▸ **PROBLEM TO SOLVE**: Total the lines of the entries below that hold the string "seed", then write only that total.

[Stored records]
************

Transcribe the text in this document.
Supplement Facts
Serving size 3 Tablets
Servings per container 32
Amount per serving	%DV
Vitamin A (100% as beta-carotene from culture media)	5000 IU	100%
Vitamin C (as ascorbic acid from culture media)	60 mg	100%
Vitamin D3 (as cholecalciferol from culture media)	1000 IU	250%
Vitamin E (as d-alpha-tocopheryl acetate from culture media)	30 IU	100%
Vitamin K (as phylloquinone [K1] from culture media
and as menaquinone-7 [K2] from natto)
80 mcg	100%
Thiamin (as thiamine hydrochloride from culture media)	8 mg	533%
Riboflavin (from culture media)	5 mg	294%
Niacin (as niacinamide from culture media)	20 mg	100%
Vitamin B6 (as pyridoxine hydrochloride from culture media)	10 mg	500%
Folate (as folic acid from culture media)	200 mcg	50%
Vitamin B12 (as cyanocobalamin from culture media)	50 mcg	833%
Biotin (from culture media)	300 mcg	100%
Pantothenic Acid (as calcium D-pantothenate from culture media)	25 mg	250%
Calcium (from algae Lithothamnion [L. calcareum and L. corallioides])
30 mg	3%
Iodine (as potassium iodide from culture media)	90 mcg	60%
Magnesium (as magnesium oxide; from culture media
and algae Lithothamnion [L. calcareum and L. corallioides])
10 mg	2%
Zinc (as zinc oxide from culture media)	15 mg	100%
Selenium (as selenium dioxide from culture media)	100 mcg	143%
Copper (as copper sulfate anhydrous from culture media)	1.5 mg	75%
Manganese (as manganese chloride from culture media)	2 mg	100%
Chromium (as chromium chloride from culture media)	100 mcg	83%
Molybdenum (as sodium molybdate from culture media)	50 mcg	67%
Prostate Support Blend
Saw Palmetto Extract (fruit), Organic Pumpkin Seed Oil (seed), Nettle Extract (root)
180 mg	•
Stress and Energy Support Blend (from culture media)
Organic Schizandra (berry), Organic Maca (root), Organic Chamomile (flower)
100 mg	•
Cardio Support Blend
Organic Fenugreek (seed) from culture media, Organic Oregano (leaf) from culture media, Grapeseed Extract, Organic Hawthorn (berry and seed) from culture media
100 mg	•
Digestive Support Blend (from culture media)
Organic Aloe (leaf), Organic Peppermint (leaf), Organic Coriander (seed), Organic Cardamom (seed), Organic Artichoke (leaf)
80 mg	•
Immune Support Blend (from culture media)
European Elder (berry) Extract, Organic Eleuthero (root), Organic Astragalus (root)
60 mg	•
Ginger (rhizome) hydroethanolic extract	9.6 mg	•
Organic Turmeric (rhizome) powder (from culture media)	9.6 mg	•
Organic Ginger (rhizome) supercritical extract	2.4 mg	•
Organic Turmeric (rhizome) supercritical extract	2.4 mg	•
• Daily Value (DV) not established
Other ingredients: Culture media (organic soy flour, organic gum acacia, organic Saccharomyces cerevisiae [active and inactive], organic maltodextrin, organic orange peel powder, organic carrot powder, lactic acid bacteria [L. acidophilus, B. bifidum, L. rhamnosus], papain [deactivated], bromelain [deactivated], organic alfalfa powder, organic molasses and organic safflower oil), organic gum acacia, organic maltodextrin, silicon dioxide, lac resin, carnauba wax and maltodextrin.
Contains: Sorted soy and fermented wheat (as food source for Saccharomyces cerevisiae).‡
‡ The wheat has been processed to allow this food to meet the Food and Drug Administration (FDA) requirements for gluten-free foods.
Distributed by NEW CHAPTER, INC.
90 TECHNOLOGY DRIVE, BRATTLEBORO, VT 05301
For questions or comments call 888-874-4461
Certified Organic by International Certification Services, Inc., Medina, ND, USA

************

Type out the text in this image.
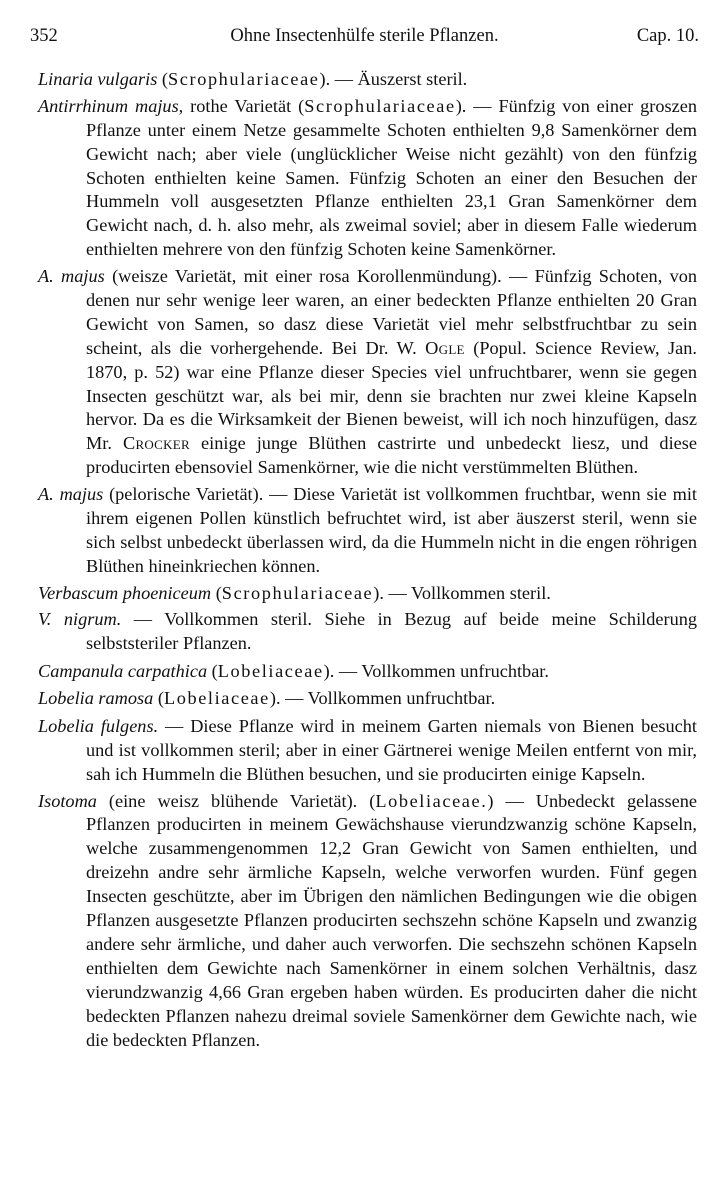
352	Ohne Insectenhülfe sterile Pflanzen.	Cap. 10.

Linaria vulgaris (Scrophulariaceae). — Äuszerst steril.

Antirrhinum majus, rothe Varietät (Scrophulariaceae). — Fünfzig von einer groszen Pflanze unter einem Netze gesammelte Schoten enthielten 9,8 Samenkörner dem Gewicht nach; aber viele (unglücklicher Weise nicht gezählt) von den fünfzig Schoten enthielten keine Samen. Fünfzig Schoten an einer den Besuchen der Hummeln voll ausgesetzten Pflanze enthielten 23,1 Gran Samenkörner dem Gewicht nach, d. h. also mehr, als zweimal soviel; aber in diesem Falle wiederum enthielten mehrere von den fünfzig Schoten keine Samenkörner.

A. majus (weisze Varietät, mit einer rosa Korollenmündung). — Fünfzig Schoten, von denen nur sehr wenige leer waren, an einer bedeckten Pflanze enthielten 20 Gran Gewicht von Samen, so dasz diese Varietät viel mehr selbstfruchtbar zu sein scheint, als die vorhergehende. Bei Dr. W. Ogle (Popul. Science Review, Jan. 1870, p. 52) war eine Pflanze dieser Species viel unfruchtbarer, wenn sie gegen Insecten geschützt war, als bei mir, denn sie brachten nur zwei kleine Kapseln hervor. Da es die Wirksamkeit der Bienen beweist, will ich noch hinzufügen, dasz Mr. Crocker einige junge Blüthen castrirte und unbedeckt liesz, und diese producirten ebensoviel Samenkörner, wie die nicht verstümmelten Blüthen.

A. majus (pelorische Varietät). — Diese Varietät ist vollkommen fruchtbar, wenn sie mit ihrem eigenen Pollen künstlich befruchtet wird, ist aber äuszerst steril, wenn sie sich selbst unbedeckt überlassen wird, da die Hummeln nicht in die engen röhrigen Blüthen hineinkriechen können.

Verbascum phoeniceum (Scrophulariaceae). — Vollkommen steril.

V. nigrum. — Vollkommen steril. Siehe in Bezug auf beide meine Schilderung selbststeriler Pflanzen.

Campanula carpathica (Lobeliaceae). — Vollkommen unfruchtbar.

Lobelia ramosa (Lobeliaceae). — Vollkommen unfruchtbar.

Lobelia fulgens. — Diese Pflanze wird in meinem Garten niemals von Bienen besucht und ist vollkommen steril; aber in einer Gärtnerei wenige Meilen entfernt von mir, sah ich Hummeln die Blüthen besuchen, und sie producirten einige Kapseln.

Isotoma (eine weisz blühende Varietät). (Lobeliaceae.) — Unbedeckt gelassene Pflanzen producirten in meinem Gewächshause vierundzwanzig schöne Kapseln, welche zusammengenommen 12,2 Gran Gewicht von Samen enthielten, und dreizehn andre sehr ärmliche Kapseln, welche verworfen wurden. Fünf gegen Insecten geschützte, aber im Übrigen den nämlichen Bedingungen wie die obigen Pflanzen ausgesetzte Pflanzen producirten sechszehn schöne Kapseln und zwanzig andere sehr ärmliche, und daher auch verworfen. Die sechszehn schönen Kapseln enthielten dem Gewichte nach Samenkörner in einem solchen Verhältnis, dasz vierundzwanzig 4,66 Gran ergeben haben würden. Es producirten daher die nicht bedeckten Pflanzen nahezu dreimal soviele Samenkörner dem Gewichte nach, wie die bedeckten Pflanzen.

************

▸ **RESPONSE**: 3